## START

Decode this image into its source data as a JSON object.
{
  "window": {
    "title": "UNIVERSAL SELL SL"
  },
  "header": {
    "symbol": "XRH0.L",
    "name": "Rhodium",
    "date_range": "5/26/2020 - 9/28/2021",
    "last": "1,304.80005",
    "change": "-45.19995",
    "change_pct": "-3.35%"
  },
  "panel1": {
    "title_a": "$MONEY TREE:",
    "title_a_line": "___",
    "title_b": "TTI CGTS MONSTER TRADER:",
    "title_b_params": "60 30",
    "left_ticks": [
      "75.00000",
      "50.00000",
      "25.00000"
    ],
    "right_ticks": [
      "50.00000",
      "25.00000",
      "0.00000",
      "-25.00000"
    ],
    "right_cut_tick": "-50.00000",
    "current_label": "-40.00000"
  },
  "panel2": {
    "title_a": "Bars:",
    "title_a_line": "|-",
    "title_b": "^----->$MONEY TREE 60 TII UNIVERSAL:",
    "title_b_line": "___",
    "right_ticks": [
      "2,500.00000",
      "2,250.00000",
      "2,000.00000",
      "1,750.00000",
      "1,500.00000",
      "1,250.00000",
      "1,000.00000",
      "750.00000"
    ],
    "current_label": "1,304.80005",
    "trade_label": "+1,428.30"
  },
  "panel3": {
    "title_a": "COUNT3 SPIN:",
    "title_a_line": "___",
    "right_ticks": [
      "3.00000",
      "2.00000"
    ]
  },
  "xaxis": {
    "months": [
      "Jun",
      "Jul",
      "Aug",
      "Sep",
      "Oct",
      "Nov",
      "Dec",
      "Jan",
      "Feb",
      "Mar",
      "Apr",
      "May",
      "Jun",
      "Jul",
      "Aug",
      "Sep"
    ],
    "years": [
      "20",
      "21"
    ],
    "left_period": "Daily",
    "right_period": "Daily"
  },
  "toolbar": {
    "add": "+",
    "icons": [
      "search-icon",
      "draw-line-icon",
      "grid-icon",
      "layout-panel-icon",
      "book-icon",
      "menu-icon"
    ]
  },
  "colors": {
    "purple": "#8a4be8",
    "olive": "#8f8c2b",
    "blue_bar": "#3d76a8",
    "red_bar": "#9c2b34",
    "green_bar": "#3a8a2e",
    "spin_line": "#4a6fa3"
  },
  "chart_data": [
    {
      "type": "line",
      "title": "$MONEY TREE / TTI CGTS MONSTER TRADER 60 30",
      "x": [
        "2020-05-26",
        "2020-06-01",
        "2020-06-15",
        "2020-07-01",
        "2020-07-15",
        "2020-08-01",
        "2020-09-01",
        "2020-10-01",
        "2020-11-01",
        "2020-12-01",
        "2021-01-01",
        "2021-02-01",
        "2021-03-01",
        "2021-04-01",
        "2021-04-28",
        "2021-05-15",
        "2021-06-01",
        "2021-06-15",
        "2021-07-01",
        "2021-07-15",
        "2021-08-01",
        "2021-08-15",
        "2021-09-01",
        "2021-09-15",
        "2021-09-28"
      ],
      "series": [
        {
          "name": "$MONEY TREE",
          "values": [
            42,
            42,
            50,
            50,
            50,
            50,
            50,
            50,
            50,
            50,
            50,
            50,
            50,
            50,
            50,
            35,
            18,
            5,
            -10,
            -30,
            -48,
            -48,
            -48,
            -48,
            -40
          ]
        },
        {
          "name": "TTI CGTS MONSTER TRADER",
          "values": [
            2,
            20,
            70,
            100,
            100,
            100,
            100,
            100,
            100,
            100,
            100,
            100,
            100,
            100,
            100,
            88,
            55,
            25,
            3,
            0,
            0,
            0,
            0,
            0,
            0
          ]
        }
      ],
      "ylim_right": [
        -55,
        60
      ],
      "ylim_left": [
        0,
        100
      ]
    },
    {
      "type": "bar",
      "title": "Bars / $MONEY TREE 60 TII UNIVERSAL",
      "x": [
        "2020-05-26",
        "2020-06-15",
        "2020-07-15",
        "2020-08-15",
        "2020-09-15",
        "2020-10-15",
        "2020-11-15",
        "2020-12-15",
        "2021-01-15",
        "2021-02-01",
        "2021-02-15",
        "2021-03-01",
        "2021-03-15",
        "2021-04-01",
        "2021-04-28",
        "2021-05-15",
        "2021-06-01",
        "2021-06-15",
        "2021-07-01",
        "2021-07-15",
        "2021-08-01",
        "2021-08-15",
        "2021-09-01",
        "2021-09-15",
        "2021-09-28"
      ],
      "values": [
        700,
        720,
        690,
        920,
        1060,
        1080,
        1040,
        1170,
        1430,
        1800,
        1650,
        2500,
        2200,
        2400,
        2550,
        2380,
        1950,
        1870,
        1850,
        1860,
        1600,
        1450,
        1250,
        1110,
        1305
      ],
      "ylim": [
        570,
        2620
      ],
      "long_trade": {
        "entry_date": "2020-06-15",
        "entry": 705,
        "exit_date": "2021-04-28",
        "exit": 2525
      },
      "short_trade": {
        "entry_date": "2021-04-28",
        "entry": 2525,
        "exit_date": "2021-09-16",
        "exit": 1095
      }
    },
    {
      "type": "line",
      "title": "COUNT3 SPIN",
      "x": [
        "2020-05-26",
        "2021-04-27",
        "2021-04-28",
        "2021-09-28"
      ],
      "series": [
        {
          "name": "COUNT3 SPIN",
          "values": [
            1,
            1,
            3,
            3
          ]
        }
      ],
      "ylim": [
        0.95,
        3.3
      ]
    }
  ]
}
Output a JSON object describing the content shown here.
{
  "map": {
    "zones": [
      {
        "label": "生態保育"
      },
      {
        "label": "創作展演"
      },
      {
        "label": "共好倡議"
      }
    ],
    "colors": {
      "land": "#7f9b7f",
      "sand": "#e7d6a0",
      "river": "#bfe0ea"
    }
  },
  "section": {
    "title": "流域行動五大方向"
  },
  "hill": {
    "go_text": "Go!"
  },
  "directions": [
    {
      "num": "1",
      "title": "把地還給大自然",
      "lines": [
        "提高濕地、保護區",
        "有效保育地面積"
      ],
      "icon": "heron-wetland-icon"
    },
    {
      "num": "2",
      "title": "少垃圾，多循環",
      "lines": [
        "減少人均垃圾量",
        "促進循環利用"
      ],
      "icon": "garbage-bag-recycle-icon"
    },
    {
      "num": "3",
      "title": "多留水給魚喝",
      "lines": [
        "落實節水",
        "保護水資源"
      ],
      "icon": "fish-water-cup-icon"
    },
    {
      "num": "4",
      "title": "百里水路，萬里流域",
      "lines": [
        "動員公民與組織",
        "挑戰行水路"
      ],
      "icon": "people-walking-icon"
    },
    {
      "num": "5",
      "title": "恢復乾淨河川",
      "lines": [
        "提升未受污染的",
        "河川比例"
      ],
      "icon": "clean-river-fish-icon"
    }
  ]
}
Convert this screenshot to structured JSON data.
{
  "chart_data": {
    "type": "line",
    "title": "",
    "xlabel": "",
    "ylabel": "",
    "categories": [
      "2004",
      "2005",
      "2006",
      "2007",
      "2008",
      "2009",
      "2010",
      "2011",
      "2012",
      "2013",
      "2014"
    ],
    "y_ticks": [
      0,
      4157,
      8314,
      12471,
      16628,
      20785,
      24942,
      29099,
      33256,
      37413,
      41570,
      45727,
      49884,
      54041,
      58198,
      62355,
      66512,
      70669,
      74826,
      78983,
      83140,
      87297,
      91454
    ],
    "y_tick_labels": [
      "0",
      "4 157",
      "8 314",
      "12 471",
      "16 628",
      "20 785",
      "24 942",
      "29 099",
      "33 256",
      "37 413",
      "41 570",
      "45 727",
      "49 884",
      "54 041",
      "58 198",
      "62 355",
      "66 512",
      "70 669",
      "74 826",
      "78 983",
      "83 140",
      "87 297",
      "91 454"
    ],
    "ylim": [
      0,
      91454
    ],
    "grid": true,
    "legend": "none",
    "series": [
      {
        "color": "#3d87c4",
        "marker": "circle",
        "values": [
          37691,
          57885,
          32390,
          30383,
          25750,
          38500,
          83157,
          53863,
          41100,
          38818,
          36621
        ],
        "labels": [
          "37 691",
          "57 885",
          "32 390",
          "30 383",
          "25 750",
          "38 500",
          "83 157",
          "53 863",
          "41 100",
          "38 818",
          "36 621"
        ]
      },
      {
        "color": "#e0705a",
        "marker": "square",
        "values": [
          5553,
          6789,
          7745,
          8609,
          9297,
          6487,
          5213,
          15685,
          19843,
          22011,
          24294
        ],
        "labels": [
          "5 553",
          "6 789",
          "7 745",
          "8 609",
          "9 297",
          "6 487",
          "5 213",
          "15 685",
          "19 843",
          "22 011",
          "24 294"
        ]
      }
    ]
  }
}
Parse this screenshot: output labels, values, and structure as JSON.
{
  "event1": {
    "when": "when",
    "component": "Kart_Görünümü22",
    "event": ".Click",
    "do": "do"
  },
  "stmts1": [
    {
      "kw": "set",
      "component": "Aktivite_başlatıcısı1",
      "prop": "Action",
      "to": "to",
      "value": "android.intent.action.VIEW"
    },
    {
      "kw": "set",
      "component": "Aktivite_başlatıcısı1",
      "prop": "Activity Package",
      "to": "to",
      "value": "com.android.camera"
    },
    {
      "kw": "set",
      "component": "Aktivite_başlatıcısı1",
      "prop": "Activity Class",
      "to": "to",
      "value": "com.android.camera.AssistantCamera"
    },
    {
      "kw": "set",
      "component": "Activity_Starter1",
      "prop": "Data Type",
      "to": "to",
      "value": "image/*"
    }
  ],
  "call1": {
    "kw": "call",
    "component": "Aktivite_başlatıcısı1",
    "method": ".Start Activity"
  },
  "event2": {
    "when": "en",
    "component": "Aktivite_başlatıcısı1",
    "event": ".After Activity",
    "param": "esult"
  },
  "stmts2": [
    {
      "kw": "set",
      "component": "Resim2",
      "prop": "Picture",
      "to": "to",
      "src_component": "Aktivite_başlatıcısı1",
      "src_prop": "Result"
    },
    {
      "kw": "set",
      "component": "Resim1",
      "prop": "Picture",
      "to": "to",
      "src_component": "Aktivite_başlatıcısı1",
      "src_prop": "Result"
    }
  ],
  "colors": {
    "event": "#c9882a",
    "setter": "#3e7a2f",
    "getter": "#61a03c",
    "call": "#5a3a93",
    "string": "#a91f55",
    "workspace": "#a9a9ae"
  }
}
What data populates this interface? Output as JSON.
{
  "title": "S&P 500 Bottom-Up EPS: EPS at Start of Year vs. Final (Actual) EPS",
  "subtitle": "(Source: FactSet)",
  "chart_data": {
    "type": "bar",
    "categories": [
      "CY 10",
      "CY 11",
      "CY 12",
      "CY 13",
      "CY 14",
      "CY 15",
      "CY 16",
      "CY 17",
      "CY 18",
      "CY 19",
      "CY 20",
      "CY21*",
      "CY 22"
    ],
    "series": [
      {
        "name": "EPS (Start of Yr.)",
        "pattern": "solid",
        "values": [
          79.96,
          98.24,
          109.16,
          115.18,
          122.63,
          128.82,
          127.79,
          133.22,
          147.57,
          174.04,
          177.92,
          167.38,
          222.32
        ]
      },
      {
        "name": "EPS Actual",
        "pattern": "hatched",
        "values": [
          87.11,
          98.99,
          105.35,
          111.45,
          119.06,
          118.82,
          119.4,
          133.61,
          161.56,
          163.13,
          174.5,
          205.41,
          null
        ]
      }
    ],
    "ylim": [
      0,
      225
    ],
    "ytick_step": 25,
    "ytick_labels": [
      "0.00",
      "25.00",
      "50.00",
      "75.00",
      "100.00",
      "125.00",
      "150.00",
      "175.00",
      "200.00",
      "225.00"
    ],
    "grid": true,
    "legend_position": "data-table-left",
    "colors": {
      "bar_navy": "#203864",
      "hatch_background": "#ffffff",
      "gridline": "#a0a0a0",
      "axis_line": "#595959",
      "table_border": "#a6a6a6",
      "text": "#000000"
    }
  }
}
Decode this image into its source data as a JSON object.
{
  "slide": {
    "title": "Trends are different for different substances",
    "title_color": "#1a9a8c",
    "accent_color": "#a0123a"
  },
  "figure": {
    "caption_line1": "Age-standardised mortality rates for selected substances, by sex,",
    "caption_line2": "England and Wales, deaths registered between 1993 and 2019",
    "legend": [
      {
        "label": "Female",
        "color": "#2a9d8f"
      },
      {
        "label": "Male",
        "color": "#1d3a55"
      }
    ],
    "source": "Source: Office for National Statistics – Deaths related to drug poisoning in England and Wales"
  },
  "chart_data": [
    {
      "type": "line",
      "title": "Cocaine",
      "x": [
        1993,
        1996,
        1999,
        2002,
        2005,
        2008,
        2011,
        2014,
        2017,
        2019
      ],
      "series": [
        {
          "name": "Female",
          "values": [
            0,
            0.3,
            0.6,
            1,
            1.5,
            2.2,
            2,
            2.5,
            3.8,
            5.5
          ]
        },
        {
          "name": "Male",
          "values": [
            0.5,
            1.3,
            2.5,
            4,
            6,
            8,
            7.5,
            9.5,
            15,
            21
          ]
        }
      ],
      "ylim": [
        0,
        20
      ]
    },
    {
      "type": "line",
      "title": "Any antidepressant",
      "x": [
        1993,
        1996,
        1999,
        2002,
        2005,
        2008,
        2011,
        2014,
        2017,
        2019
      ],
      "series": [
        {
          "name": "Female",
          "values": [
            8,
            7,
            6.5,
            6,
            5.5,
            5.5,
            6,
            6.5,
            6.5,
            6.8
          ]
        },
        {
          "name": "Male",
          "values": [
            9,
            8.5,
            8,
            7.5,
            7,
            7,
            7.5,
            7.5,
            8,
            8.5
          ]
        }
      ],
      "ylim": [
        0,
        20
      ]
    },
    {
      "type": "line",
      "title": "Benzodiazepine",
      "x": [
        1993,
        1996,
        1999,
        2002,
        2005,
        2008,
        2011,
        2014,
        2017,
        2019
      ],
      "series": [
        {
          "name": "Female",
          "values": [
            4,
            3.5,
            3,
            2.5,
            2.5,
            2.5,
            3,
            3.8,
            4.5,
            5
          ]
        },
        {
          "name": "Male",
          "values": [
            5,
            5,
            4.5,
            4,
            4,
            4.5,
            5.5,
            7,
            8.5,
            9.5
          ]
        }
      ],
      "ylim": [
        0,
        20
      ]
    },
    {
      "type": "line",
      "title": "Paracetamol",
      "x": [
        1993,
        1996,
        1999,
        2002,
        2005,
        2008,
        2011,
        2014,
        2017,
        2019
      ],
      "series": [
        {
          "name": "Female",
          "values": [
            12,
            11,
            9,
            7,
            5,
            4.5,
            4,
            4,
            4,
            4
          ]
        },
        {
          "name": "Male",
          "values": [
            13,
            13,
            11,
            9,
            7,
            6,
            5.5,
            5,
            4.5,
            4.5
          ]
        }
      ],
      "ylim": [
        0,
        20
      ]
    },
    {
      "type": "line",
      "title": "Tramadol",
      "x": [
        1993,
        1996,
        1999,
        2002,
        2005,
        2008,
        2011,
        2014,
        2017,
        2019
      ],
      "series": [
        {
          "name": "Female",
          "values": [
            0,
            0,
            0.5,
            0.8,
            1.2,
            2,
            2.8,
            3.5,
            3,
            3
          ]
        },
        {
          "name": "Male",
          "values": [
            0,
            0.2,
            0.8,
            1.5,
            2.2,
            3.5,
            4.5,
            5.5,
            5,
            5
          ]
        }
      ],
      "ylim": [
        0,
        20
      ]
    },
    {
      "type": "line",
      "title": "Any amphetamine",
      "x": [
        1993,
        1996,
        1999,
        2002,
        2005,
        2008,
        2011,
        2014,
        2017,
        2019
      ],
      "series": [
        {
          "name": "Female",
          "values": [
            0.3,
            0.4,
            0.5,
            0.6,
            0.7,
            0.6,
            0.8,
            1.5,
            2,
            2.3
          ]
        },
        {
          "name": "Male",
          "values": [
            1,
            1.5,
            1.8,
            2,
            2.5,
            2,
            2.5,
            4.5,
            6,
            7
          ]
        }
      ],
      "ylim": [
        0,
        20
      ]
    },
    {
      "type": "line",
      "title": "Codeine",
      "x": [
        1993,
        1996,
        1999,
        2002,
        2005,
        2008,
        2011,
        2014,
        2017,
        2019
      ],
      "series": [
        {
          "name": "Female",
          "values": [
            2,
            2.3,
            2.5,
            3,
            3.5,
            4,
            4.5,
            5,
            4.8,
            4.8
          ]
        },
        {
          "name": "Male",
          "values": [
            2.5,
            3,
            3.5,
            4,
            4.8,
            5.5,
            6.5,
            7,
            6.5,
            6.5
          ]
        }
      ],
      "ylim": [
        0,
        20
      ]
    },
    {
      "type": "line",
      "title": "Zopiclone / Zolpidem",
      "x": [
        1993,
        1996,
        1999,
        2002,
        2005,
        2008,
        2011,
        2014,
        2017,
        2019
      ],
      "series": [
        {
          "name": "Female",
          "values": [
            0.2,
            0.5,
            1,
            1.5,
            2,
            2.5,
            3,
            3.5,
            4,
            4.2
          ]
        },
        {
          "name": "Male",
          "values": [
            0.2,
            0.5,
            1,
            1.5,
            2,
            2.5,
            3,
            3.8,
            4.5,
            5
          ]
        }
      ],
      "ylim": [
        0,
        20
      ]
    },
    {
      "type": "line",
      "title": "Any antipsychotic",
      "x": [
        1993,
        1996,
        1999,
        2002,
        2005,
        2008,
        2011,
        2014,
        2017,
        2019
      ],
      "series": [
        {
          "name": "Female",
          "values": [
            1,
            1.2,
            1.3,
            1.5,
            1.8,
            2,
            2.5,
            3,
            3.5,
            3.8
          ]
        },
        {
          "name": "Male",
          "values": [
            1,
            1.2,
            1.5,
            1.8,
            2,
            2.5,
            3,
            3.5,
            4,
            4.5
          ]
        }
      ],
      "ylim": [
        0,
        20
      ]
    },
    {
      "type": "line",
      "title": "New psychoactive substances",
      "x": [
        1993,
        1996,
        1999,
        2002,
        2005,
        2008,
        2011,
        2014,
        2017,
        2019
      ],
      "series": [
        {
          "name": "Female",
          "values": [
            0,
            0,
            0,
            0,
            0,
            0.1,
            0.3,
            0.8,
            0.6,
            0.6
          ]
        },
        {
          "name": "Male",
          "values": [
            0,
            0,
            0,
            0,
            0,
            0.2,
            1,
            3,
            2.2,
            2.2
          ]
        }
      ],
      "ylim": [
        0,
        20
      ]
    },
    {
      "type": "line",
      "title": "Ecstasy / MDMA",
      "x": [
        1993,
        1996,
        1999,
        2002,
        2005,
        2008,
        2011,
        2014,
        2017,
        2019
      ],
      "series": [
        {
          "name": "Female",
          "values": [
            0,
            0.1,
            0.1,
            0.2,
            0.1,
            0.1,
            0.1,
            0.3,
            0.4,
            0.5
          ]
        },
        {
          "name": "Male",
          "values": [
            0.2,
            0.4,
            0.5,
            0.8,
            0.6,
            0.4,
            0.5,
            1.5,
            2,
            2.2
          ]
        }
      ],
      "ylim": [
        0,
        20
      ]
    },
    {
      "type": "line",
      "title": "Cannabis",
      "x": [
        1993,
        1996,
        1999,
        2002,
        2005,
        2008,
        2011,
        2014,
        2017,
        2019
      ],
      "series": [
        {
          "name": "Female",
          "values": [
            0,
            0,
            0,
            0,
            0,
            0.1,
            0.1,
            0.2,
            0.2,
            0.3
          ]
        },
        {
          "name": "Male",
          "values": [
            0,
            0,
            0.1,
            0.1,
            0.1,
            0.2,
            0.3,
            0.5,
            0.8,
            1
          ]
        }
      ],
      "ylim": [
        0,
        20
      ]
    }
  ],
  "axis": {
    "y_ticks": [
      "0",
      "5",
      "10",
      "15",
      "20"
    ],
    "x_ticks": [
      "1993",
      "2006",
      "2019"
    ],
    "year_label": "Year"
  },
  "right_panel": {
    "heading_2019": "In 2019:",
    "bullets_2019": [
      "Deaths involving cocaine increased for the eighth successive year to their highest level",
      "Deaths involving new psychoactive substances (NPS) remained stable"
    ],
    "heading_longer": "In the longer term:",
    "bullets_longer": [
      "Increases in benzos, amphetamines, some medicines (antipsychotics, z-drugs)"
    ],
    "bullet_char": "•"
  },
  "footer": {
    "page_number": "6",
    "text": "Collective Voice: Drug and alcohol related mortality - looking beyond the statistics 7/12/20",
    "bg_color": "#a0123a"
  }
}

## END

§ **What to produce**:
Figure out how many lines above include the string "fish", then report that number and nothing else.

§ **Response**:
2